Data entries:
....

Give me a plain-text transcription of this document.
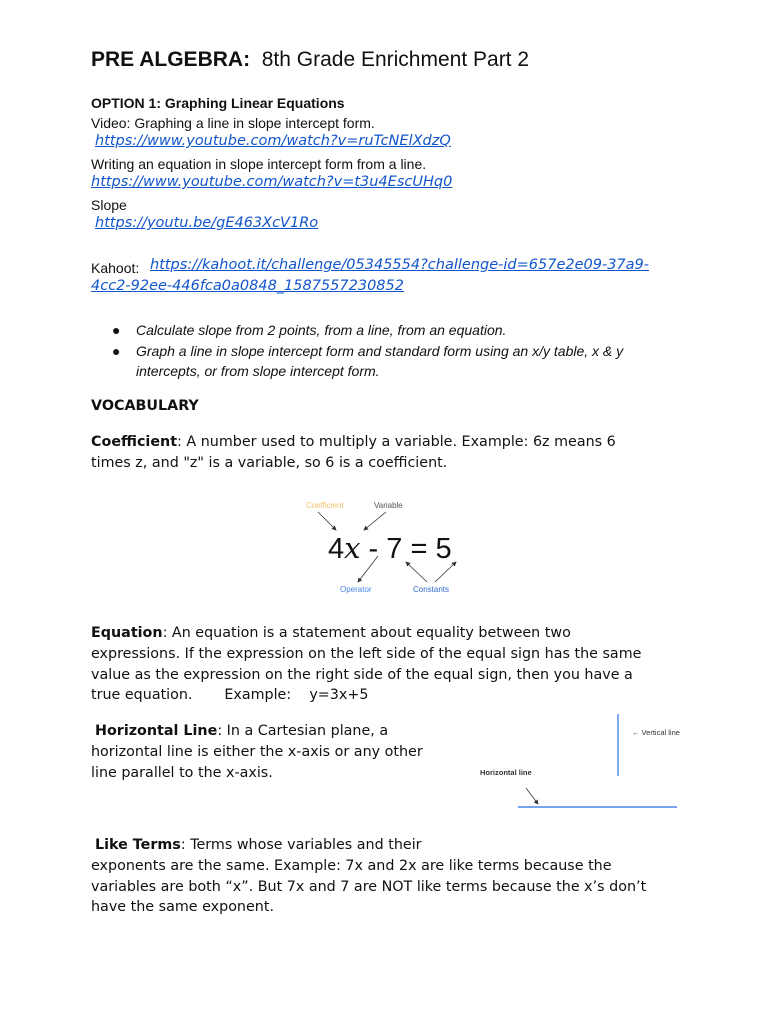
PRE ALGEBRA: 8th Grade Enrichment Part 2
OPTION 1: Graphing Linear Equations
Video: Graphing a line in slope intercept form.
https://www.youtube.com/watch?v=ruTcNElXdzQ
Writing an equation in slope intercept form from a line.
https://www.youtube.com/watch?v=t3u4EscUHq0
Slope
https://youtu.be/gE463XcV1Ro
Kahoot: https://kahoot.it/challenge/05345554?challenge-id=657e2e09-37a9-
4cc2-92ee-446fca0a0848_1587557230852
● Calculate slope from 2 points, from a line, from an equation.
● Graph a line in slope intercept form and standard form using an x/y table, x & y
intercepts, or from slope intercept form.
VOCABULARY
Coefficient: A number used to multiply a variable. Example: 6z means 6
times z, and "z" is a variable, so 6 is a coefficient.
Coefficient	Variable
4x - 7 = 5
Operator	Constants
Equation: An equation is a statement about equality between two
expressions. If the expression on the left side of the equal sign has the same
value as the expression on the right side of the equal sign, then you have a
true equation.       Example:    y=3x+5
Horizontal Line: In a Cartesian plane, a
horizontal line is either the x-axis or any other
line parallel to the x-axis.
← Vertical line
Horizontal line
Like Terms: Terms whose variables and their
exponents are the same. Example: 7x and 2x are like terms because the
variables are both “x”. But 7x and 7 are NOT like terms because the x’s don’t
have the same exponent.
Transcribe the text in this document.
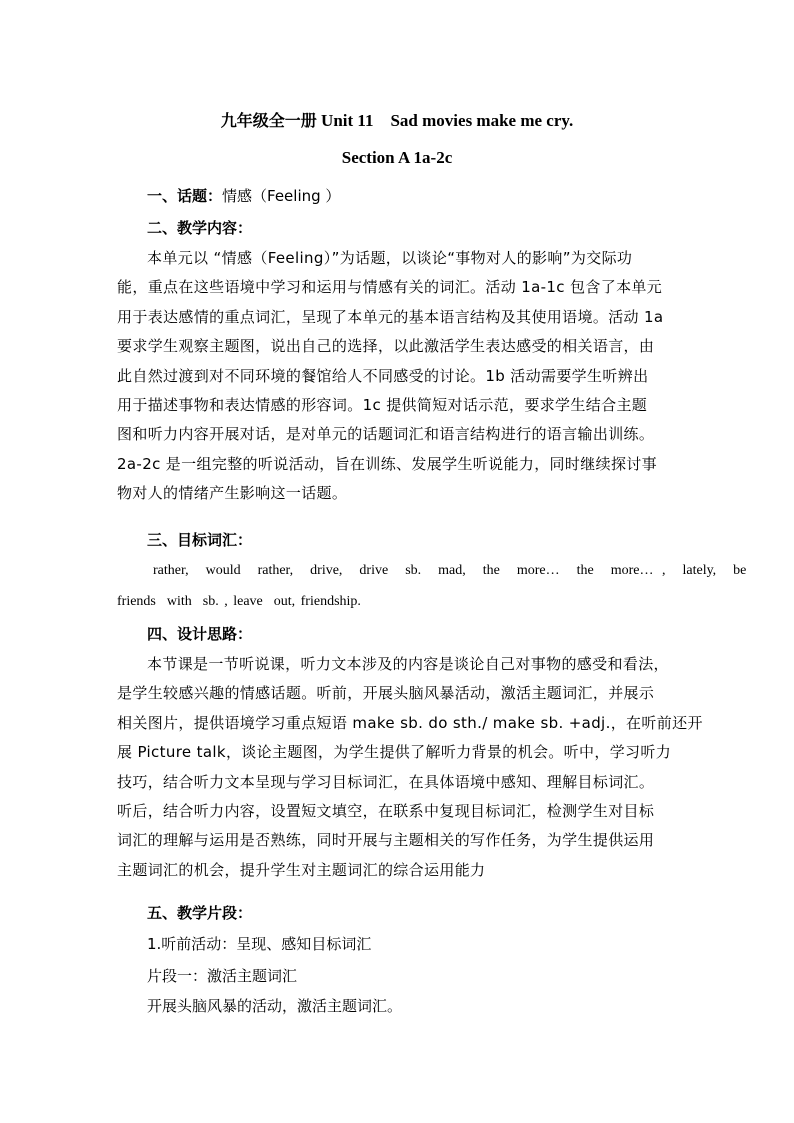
九年级全一册 Unit 11    Sad movies make me cry.
Section A 1a-2c
一、话题：情感（Feeling ）
二、教学内容：
本单元以 “情感（Feeling）”为话题，以谈论“事物对人的影响”为交际功
能，重点在这些语境中学习和运用与情感有关的词汇。活动 1a-1c 包含了本单元
用于表达感情的重点词汇，呈现了本单元的基本语言结构及其使用语境。活动 1a
要求学生观察主题图，说出自己的选择，以此激活学生表达感受的相关语言，由
此自然过渡到对不同环境的餐馆给人不同感受的讨论。1b 活动需要学生听辨出
用于描述事物和表达情感的形容词。1c 提供简短对话示范，要求学生结合主题
图和听力内容开展对话，是对单元的话题词汇和语言结构进行的语言输出训练。
2a-2c 是一组完整的听说活动，旨在训练、发展学生听说能力，同时继续探讨事
物对人的情绪产生影响这一话题。
三、目标词汇：
rather,  would  rather,  drive,  drive  sb.  mad,  the  more…  the  more… ,  lately,  be
friends  with  sb. , leave  out, friendship.
四、设计思路：
本节课是一节听说课，听力文本涉及的内容是谈论自己对事物的感受和看法，
是学生较感兴趣的情感话题。听前，开展头脑风暴活动，激活主题词汇，并展示
相关图片，提供语境学习重点短语 make sb. do sth./ make sb. +adj.，在听前还开
展 Picture talk，谈论主题图，为学生提供了解听力背景的机会。听中，学习听力
技巧，结合听力文本呈现与学习目标词汇，在具体语境中感知、理解目标词汇。
听后，结合听力内容，设置短文填空，在联系中复现目标词汇，检测学生对目标
词汇的理解与运用是否熟练，同时开展与主题相关的写作任务，为学生提供运用
主题词汇的机会，提升学生对主题词汇的综合运用能力
五、教学片段：
1.听前活动：呈现、感知目标词汇
片段一：激活主题词汇
开展头脑风暴的活动，激活主题词汇。
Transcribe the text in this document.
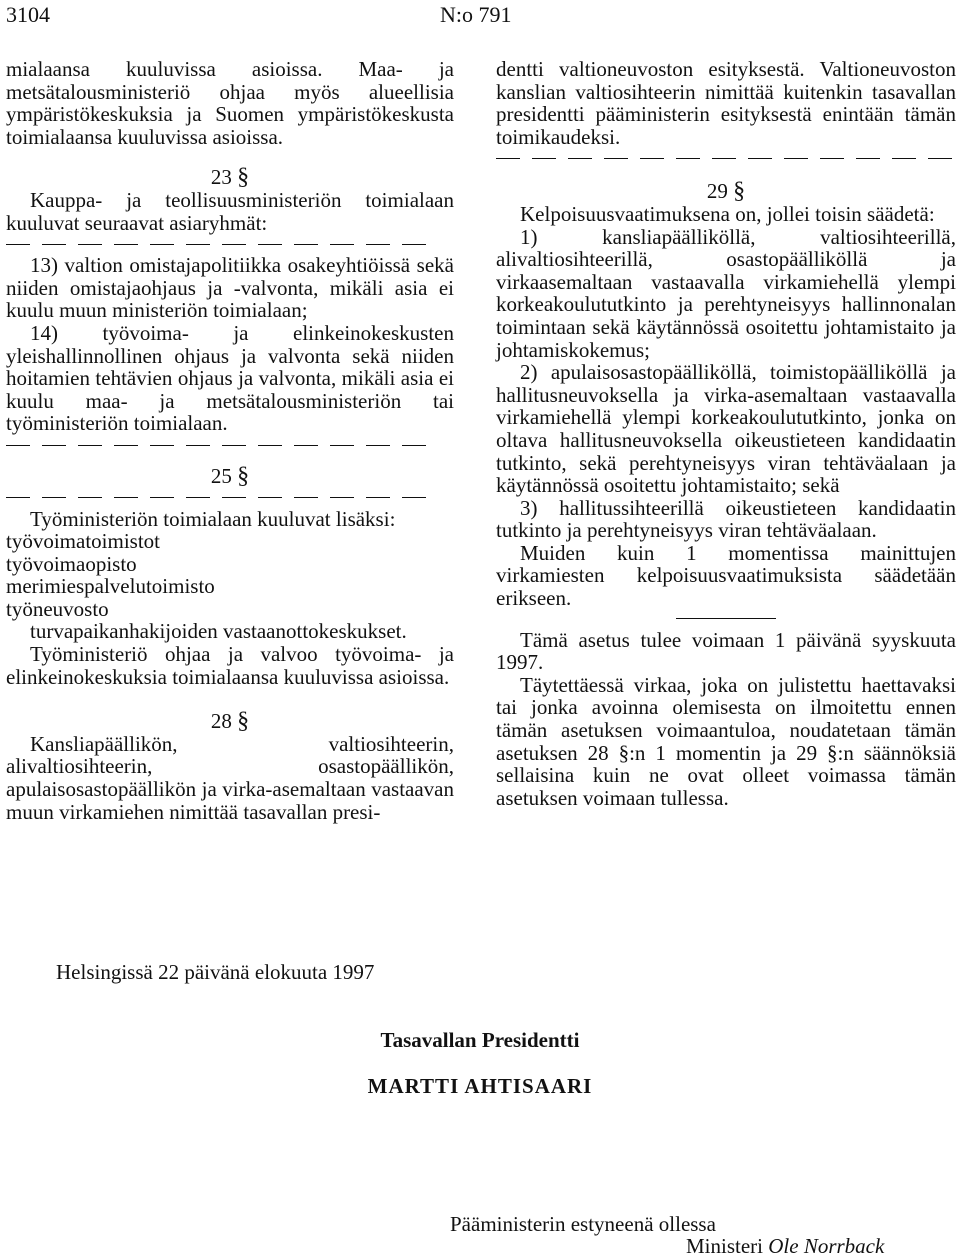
3104	N:o 791

mialaansa kuuluvissa asioissa. Maa- ja metsätalousministeriö ohjaa myös alueellisia ympäristökeskuksia ja Suomen ympäristökeskusta toimialaansa kuuluvissa asioissa.

23 §

Kauppa- ja teollisuusministeriön toimialaan kuuluvat seuraavat asiaryhmät:

13) valtion omistajapolitiikka osakeyhtiöissä sekä niiden omistajaohjaus ja -valvonta, mikäli asia ei kuulu muun ministeriön toimialaan;

14) työvoima- ja elinkeinokeskusten yleishallinnollinen ohjaus ja valvonta sekä niiden hoitamien tehtävien ohjaus ja valvonta, mikäli asia ei kuulu maa- ja metsätalousministeriön tai työministeriön toimialaan.

25 §

Työministeriön toimialaan kuuluvat lisäksi:

työvoimatoimistot

työvoimaopisto

merimiespalvelutoimisto

työneuvosto

turvapaikanhakijoiden vastaanottokeskukset.

Työministeriö ohjaa ja valvoo työvoima- ja elinkeinokeskuksia toimialaansa kuuluvissa asioissa.

28 §

Kansliapäällikön, valtiosihteerin, alivaltiosihteerin, osastopäällikön, apulaisosastopäällikön ja virka-asemaltaan vastaavan muun virkamiehen nimittää tasavallan presi-

dentti valtioneuvoston esityksestä. Valtioneuvoston kanslian valtiosihteerin nimittää kuitenkin tasavallan presidentti pääministerin esityksestä enintään tämän toimikaudeksi.

29 §

Kelpoisuusvaatimuksena on, jollei toisin säädetä:

1) kansliapäälliköllä, valtiosihteerillä, alivaltiosihteerillä, osastopäälliköllä ja virkaasemaltaan vastaavalla virkamiehellä ylempi korkeakoulututkinto ja perehtyneisyys hallinnonalan toimintaan sekä käytännössä osoitettu johtamistaito ja johtamiskokemus;

2) apulaisosastopäälliköllä, toimistopäälliköllä ja hallitusneuvoksella ja virka-asemaltaan vastaavalla virkamiehellä ylempi korkeakoulututkinto, jonka on oltava hallitusneuvoksella oikeustieteen kandidaatin tutkinto, sekä perehtyneisyys viran tehtäväalaan ja käytännössä osoitettu johtamistaito; sekä

3) hallitussihteerillä oikeustieteen kandidaatin tutkinto ja perehtyneisyys viran tehtäväalaan.

Muiden kuin 1 momentissa mainittujen virkamiesten kelpoisuusvaatimuksista säädetään erikseen.

Tämä asetus tulee voimaan 1 päivänä syyskuuta 1997.

Täytettäessä virkaa, joka on julistettu haettavaksi tai jonka avoinna olemisesta on ilmoitettu ennen tämän asetuksen voimaantuloa, noudatetaan tämän asetuksen 28 §:n 1 momentin ja 29 §:n säännöksiä sellaisina kuin ne ovat olleet voimassa tämän asetuksen voimaan tullessa.

Helsingissä 22 päivänä elokuuta 1997
Tasavallan Presidentti
MARTTI AHTISAARI
Pääministerin estyneenä ollessa
Ministeri Ole Norrback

....

• Work required: Collect every line with the string "asioissa" from the records, and copy each.

• Answer to the problem:
mialaansa kuuluvissa asioissa. Maa- ja metsätalousministeriö ohjaa myös alueellisia ympäristökeskuksia ja Suomen ympäristökeskusta toimialaansa kuuluvissa asioissa.
Työministeriö ohjaa ja valvoo työvoima- ja elinkeinokeskuksia toimialaansa kuuluvissa asioissa.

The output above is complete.